### TASK TO COMPLETE
The listing below should be printed exactly, every line of it. Skip the pictures.

Raw records
__________
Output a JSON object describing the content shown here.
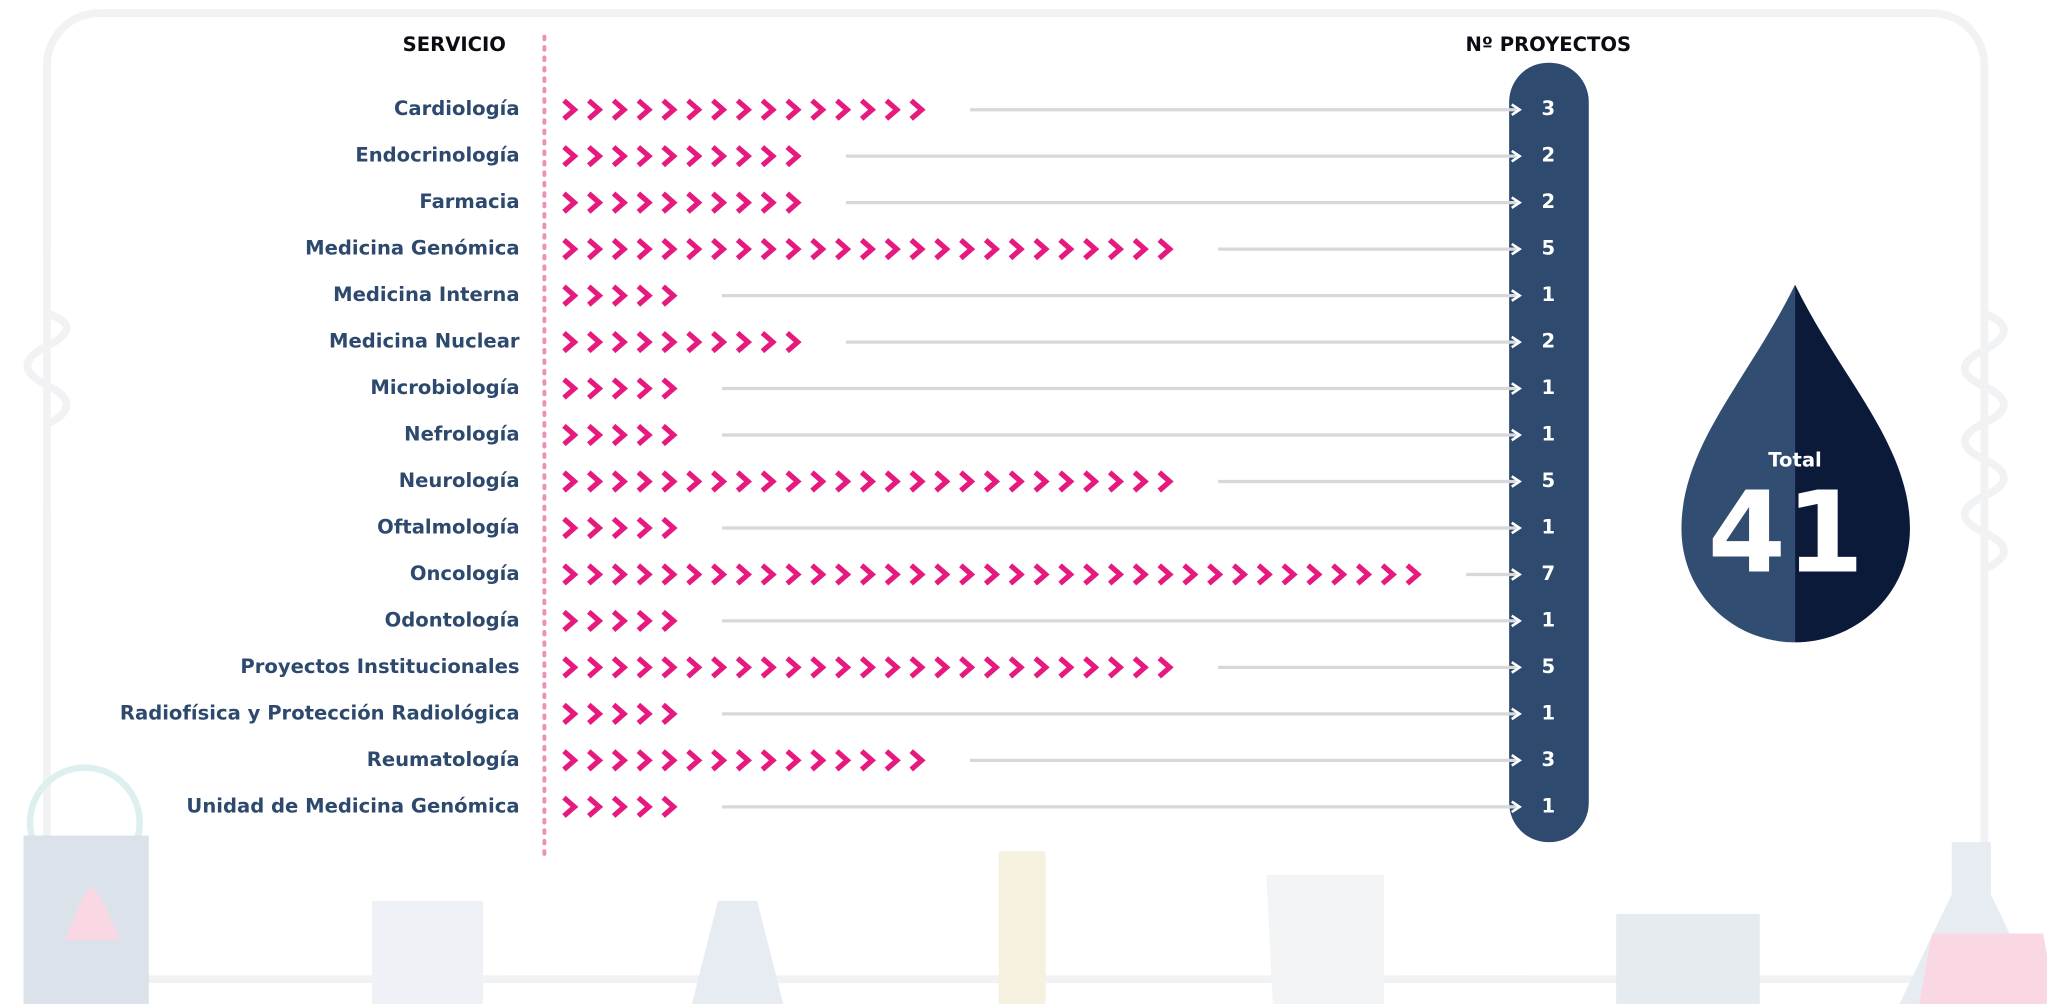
{
  "chart_data": {
    "type": "chevron-bar",
    "category_header": "SERVICIO",
    "value_header": "Nº PROYECTOS",
    "categories": [
      "Cardiología",
      "Endocrinología",
      "Farmacia",
      "Medicina Genómica",
      "Medicina Interna",
      "Medicina Nuclear",
      "Microbiología",
      "Nefrología",
      "Neurología",
      "Oftalmología",
      "Oncología",
      "Odontología",
      "Proyectos Institucionales",
      "Radiofísica y Protección Radiológica",
      "Reumatología",
      "Unidad de Medicina Genómica"
    ],
    "values": [
      3,
      2,
      2,
      5,
      1,
      2,
      1,
      1,
      5,
      1,
      7,
      1,
      5,
      1,
      3,
      1
    ],
    "color": "#e6197f",
    "total": {
      "label": "Total",
      "value": 41
    }
  }
}
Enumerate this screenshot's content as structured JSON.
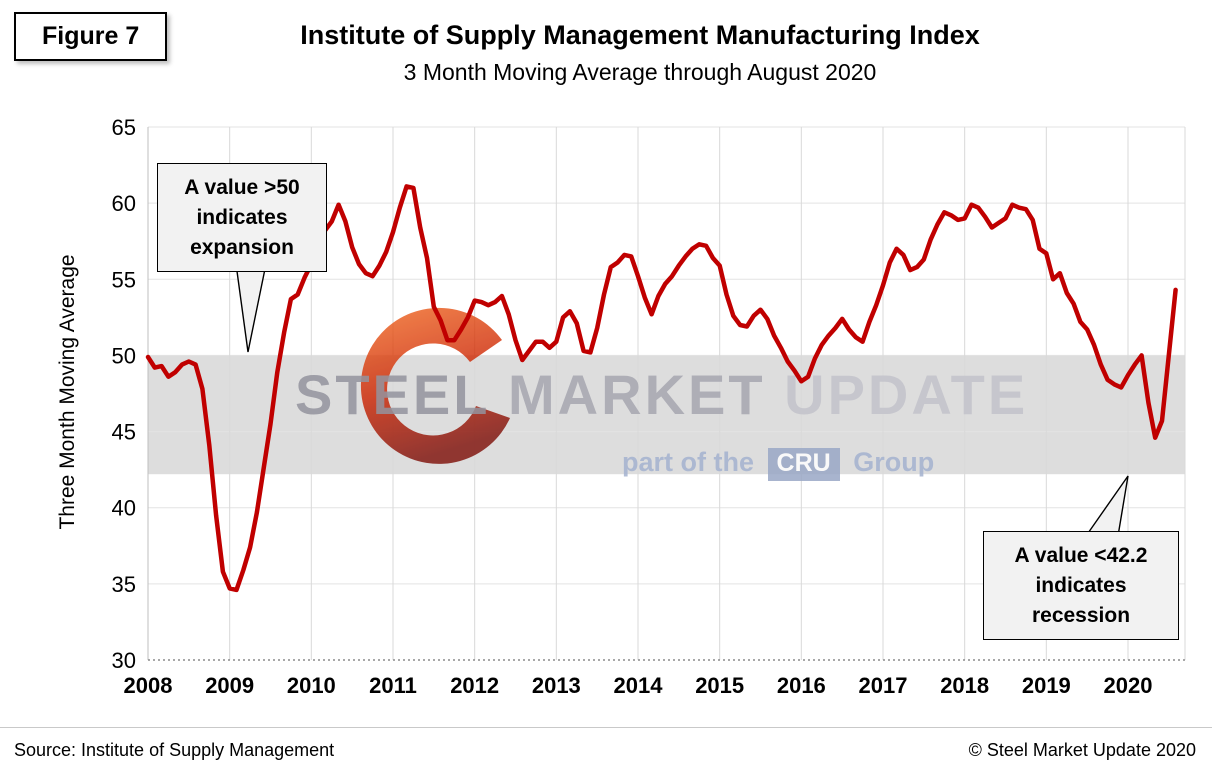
{
  "figure_label": "Figure 7",
  "title": "Institute of Supply Management Manufacturing Index",
  "subtitle": "3 Month Moving Average through August 2020",
  "ylabel": "Three Month Moving Average",
  "annotations": {
    "expansion": "A value >50\nindicates\nexpansion",
    "recession": "A value <42.2\nindicates\nrecession"
  },
  "watermark": {
    "steel": "STEEL",
    "market": "MARKET",
    "update": "UPDATE",
    "part_of_the": "part of the",
    "cru": "CRU",
    "group": "Group"
  },
  "footer": {
    "source": "Source: Institute of Supply Management",
    "copyright": "© Steel Market Update 2020"
  },
  "chart_data": {
    "type": "line",
    "title": "Institute of Supply Management Manufacturing Index",
    "subtitle": "3 Month Moving Average through August 2020",
    "xlabel": "",
    "ylabel": "Three Month Moving Average",
    "ylim": [
      30,
      65
    ],
    "y_ticks": [
      30,
      35,
      40,
      45,
      50,
      55,
      60,
      65
    ],
    "x_labels": [
      "2008",
      "2009",
      "2010",
      "2011",
      "2012",
      "2013",
      "2014",
      "2015",
      "2016",
      "2017",
      "2018",
      "2019",
      "2020"
    ],
    "frequency": "monthly",
    "start_month": "2008-01",
    "end_month": "2020-08",
    "line_color": "#c00000",
    "band": {
      "from": 42.2,
      "to": 50.0,
      "color": "#d9d9d9",
      "meaning_above": "expansion",
      "meaning_below": "recession"
    },
    "values": [
      49.9,
      49.2,
      49.3,
      48.6,
      48.9,
      49.4,
      49.6,
      49.4,
      47.8,
      44.1,
      39.5,
      35.8,
      34.7,
      34.6,
      35.9,
      37.4,
      39.7,
      42.6,
      45.5,
      48.9,
      51.5,
      53.7,
      54.0,
      55.1,
      56.0,
      56.9,
      58.2,
      58.8,
      59.9,
      58.8,
      57.1,
      56.0,
      55.4,
      55.2,
      55.9,
      56.8,
      58.1,
      59.7,
      61.1,
      61.0,
      58.4,
      56.4,
      53.2,
      52.3,
      51.0,
      51.0,
      51.7,
      52.5,
      53.6,
      53.5,
      53.3,
      53.5,
      53.9,
      52.7,
      51.0,
      49.7,
      50.3,
      50.9,
      50.9,
      50.5,
      50.9,
      52.5,
      52.9,
      52.1,
      50.3,
      50.2,
      51.8,
      54.0,
      55.8,
      56.1,
      56.6,
      56.5,
      55.2,
      53.8,
      52.7,
      53.9,
      54.7,
      55.2,
      55.9,
      56.5,
      57.0,
      57.3,
      57.2,
      56.4,
      55.9,
      54.0,
      52.6,
      52.0,
      51.9,
      52.6,
      53.0,
      52.4,
      51.3,
      50.5,
      49.6,
      49.0,
      48.3,
      48.6,
      49.8,
      50.7,
      51.3,
      51.8,
      52.4,
      51.7,
      51.2,
      50.9,
      52.2,
      53.3,
      54.6,
      56.1,
      57.0,
      56.6,
      55.6,
      55.8,
      56.3,
      57.6,
      58.6,
      59.4,
      59.2,
      58.9,
      59.0,
      59.9,
      59.7,
      59.1,
      58.4,
      58.7,
      59.0,
      59.9,
      59.7,
      59.6,
      58.9,
      57.0,
      56.7,
      55.0,
      55.4,
      54.1,
      53.4,
      52.2,
      51.7,
      50.7,
      49.4,
      48.4,
      48.1,
      47.9,
      48.7,
      49.4,
      50.0,
      46.9,
      44.6,
      45.7,
      50.0,
      54.3
    ]
  }
}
__________
### RIGHT ANSWER
Output a JSON object describing the content shown here.
{
  "chart_data": {
    "type": "chevron-bar",
    "category_header": "SERVICIO",
    "value_header": "Nº PROYECTOS",
    "categories": [
      "Cardiología",
      "Endocrinología",
      "Farmacia",
      "Medicina Genómica",
      "Medicina Interna",
      "Medicina Nuclear",
      "Microbiología",
      "Nefrología",
      "Neurología",
      "Oftalmología",
      "Oncología",
      "Odontología",
      "Proyectos Institucionales",
      "Radiofísica y Protección Radiológica",
      "Reumatología",
      "Unidad de Medicina Genómica"
    ],
    "values": [
      3,
      2,
      2,
      5,
      1,
      2,
      1,
      1,
      5,
      1,
      7,
      1,
      5,
      1,
      3,
      1
    ],
    "color": "#e6197f",
    "total": {
      "label": "Total",
      "value": 41
    }
  }
}
Enumerate this screenshot's content as structured JSON.
{
  "figure_label": "Figure 7",
  "title": "Institute of Supply Management Manufacturing Index",
  "subtitle": "3 Month Moving Average through August 2020",
  "ylabel": "Three Month Moving Average",
  "annotations": {
    "expansion": "A value >50\nindicates\nexpansion",
    "recession": "A value <42.2\nindicates\nrecession"
  },
  "watermark": {
    "steel": "STEEL",
    "market": "MARKET",
    "update": "UPDATE",
    "part_of_the": "part of the",
    "cru": "CRU",
    "group": "Group"
  },
  "footer": {
    "source": "Source: Institute of Supply Management",
    "copyright": "© Steel Market Update 2020"
  },
  "chart_data": {
    "type": "line",
    "title": "Institute of Supply Management Manufacturing Index",
    "subtitle": "3 Month Moving Average through August 2020",
    "xlabel": "",
    "ylabel": "Three Month Moving Average",
    "ylim": [
      30,
      65
    ],
    "y_ticks": [
      30,
      35,
      40,
      45,
      50,
      55,
      60,
      65
    ],
    "x_labels": [
      "2008",
      "2009",
      "2010",
      "2011",
      "2012",
      "2013",
      "2014",
      "2015",
      "2016",
      "2017",
      "2018",
      "2019",
      "2020"
    ],
    "frequency": "monthly",
    "start_month": "2008-01",
    "end_month": "2020-08",
    "line_color": "#c00000",
    "band": {
      "from": 42.2,
      "to": 50.0,
      "color": "#d9d9d9",
      "meaning_above": "expansion",
      "meaning_below": "recession"
    },
    "values": [
      49.9,
      49.2,
      49.3,
      48.6,
      48.9,
      49.4,
      49.6,
      49.4,
      47.8,
      44.1,
      39.5,
      35.8,
      34.7,
      34.6,
      35.9,
      37.4,
      39.7,
      42.6,
      45.5,
      48.9,
      51.5,
      53.7,
      54.0,
      55.1,
      56.0,
      56.9,
      58.2,
      58.8,
      59.9,
      58.8,
      57.1,
      56.0,
      55.4,
      55.2,
      55.9,
      56.8,
      58.1,
      59.7,
      61.1,
      61.0,
      58.4,
      56.4,
      53.2,
      52.3,
      51.0,
      51.0,
      51.7,
      52.5,
      53.6,
      53.5,
      53.3,
      53.5,
      53.9,
      52.7,
      51.0,
      49.7,
      50.3,
      50.9,
      50.9,
      50.5,
      50.9,
      52.5,
      52.9,
      52.1,
      50.3,
      50.2,
      51.8,
      54.0,
      55.8,
      56.1,
      56.6,
      56.5,
      55.2,
      53.8,
      52.7,
      53.9,
      54.7,
      55.2,
      55.9,
      56.5,
      57.0,
      57.3,
      57.2,
      56.4,
      55.9,
      54.0,
      52.6,
      52.0,
      51.9,
      52.6,
      53.0,
      52.4,
      51.3,
      50.5,
      49.6,
      49.0,
      48.3,
      48.6,
      49.8,
      50.7,
      51.3,
      51.8,
      52.4,
      51.7,
      51.2,
      50.9,
      52.2,
      53.3,
      54.6,
      56.1,
      57.0,
      56.6,
      55.6,
      55.8,
      56.3,
      57.6,
      58.6,
      59.4,
      59.2,
      58.9,
      59.0,
      59.9,
      59.7,
      59.1,
      58.4,
      58.7,
      59.0,
      59.9,
      59.7,
      59.6,
      58.9,
      57.0,
      56.7,
      55.0,
      55.4,
      54.1,
      53.4,
      52.2,
      51.7,
      50.7,
      49.4,
      48.4,
      48.1,
      47.9,
      48.7,
      49.4,
      50.0,
      46.9,
      44.6,
      45.7,
      50.0,
      54.3
    ]
  }
}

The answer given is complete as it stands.